# Work to do
Set down each entry exactly as given; pictures should not appear in the copy.

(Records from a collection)
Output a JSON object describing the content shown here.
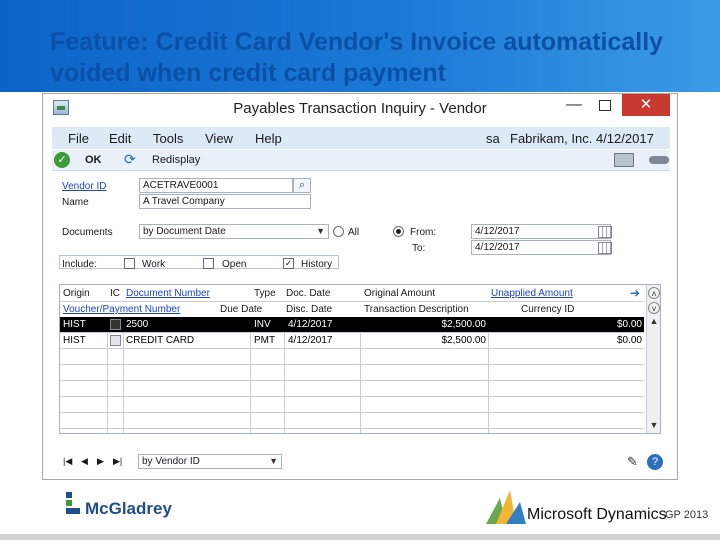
{
  "slide": {
    "title": "Feature: Credit Card Vendor's Invoice automatically voided when credit card payment"
  },
  "window": {
    "title": "Payables Transaction Inquiry - Vendor",
    "close_glyph": "✕",
    "minimize_glyph": "—"
  },
  "menu": {
    "items": [
      "File",
      "Edit",
      "Tools",
      "View",
      "Help"
    ],
    "user": "sa",
    "company_date": "Fabrikam, Inc.  4/12/2017"
  },
  "toolbar": {
    "ok_label": "OK",
    "redisplay_label": "Redisplay"
  },
  "form": {
    "vendor_id_label": "Vendor ID",
    "vendor_id_value": "ACETRAVE0001",
    "name_label": "Name",
    "name_value": "A Travel Company",
    "documents_label": "Documents",
    "documents_value": "by Document Date",
    "all_label": "All",
    "from_label": "From:",
    "from_value": "4/12/2017",
    "to_label": "To:",
    "to_value": "4/12/2017",
    "include_label": "Include:",
    "work_label": "Work",
    "open_label": "Open",
    "history_label": "History",
    "work_checked": false,
    "open_checked": false,
    "history_checked": true,
    "range_selected": "From"
  },
  "grid": {
    "headers_row1": [
      "Origin",
      "IC",
      "Document Number",
      "Type",
      "Doc. Date",
      "Original Amount",
      "Unapplied Amount"
    ],
    "headers_row2": [
      "Voucher/Payment Number",
      "Due Date",
      "Disc. Date",
      "Transaction Description",
      "Currency ID"
    ],
    "rows": [
      {
        "origin": "HIST",
        "doc_number": "2500",
        "type": "INV",
        "doc_date": "4/12/2017",
        "amount": "$2,500.00",
        "unapplied": "$0.00",
        "selected": true
      },
      {
        "origin": "HIST",
        "doc_number": "CREDIT CARD",
        "type": "PMT",
        "doc_date": "4/12/2017",
        "amount": "$2,500.00",
        "unapplied": "$0.00",
        "selected": false
      }
    ]
  },
  "footer": {
    "sort_value": "by Vendor ID"
  },
  "branding": {
    "mcgladrey": "McGladrey",
    "microsoft": "Microsoft Dynamics",
    "gp_version": "GP 2013"
  },
  "colors": {
    "banner": "#1b79d6",
    "menubar": "#dee9f6",
    "close_button": "#c83a2f",
    "link": "#1a45c8"
  }
}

# Answer to this problem
Output a JSON object describing the content shown here.
{
  "slide": {
    "title": "Feature: Credit Card Vendor's Invoice automatically voided when credit card payment"
  },
  "window": {
    "title": "Payables Transaction Inquiry - Vendor",
    "close_glyph": "✕",
    "minimize_glyph": "—"
  },
  "menu": {
    "items": [
      "File",
      "Edit",
      "Tools",
      "View",
      "Help"
    ],
    "user": "sa",
    "company_date": "Fabrikam, Inc.  4/12/2017"
  },
  "toolbar": {
    "ok_label": "OK",
    "redisplay_label": "Redisplay"
  },
  "form": {
    "vendor_id_label": "Vendor ID",
    "vendor_id_value": "ACETRAVE0001",
    "name_label": "Name",
    "name_value": "A Travel Company",
    "documents_label": "Documents",
    "documents_value": "by Document Date",
    "all_label": "All",
    "from_label": "From:",
    "from_value": "4/12/2017",
    "to_label": "To:",
    "to_value": "4/12/2017",
    "include_label": "Include:",
    "work_label": "Work",
    "open_label": "Open",
    "history_label": "History",
    "work_checked": false,
    "open_checked": false,
    "history_checked": true,
    "range_selected": "From"
  },
  "grid": {
    "headers_row1": [
      "Origin",
      "IC",
      "Document Number",
      "Type",
      "Doc. Date",
      "Original Amount",
      "Unapplied Amount"
    ],
    "headers_row2": [
      "Voucher/Payment Number",
      "Due Date",
      "Disc. Date",
      "Transaction Description",
      "Currency ID"
    ],
    "rows": [
      {
        "origin": "HIST",
        "doc_number": "2500",
        "type": "INV",
        "doc_date": "4/12/2017",
        "amount": "$2,500.00",
        "unapplied": "$0.00",
        "selected": true
      },
      {
        "origin": "HIST",
        "doc_number": "CREDIT CARD",
        "type": "PMT",
        "doc_date": "4/12/2017",
        "amount": "$2,500.00",
        "unapplied": "$0.00",
        "selected": false
      }
    ]
  },
  "footer": {
    "sort_value": "by Vendor ID"
  },
  "branding": {
    "mcgladrey": "McGladrey",
    "microsoft": "Microsoft Dynamics",
    "gp_version": "GP 2013"
  },
  "colors": {
    "banner": "#1b79d6",
    "menubar": "#dee9f6",
    "close_button": "#c83a2f",
    "link": "#1a45c8"
  }
}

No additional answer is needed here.